▶ **YOUR GOAL**
Each record is to be transcribed exactly.

▶ **DATA FOR THE TASK**
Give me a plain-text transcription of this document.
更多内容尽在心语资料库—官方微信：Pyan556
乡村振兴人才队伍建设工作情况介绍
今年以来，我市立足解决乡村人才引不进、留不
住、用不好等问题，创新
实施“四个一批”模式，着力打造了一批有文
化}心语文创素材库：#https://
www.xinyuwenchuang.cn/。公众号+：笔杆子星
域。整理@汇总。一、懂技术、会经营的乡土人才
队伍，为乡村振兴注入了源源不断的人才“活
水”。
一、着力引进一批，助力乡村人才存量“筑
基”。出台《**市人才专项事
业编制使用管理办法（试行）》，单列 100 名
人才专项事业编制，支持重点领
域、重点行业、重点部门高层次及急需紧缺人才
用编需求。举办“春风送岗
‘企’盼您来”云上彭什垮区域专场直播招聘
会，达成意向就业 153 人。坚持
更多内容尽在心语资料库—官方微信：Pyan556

▶ **THE OUTPUT**
Give me a plain-text transcription of this document.
更多内容尽在心语资料库—官方微信：Pyan556
乡村振兴人才队伍建设工作情况介绍
今年以来，我市立足解决乡村人才引不进、留不
住、用不好等问题，创新
实施“四个一批”模式，着力打造了一批有文
化}心语文创素材库：#https://
www.xinyuwenchuang.cn/。公众号+：笔杆子星
域。整理@汇总。一、懂技术、会经营的乡土人才
队伍，为乡村振兴注入了源源不断的人才“活
水”。
一、着力引进一批，助力乡村人才存量“筑
基”。出台《**市人才专项事
业编制使用管理办法（试行）》，单列 100 名
人才专项事业编制，支持重点领
域、重点行业、重点部门高层次及急需紧缺人才
用编需求。举办“春风送岗
‘企’盼您来”云上彭什垮区域专场直播招聘
会，达成意向就业 153 人。坚持
更多内容尽在心语资料库—官方微信：Pyan556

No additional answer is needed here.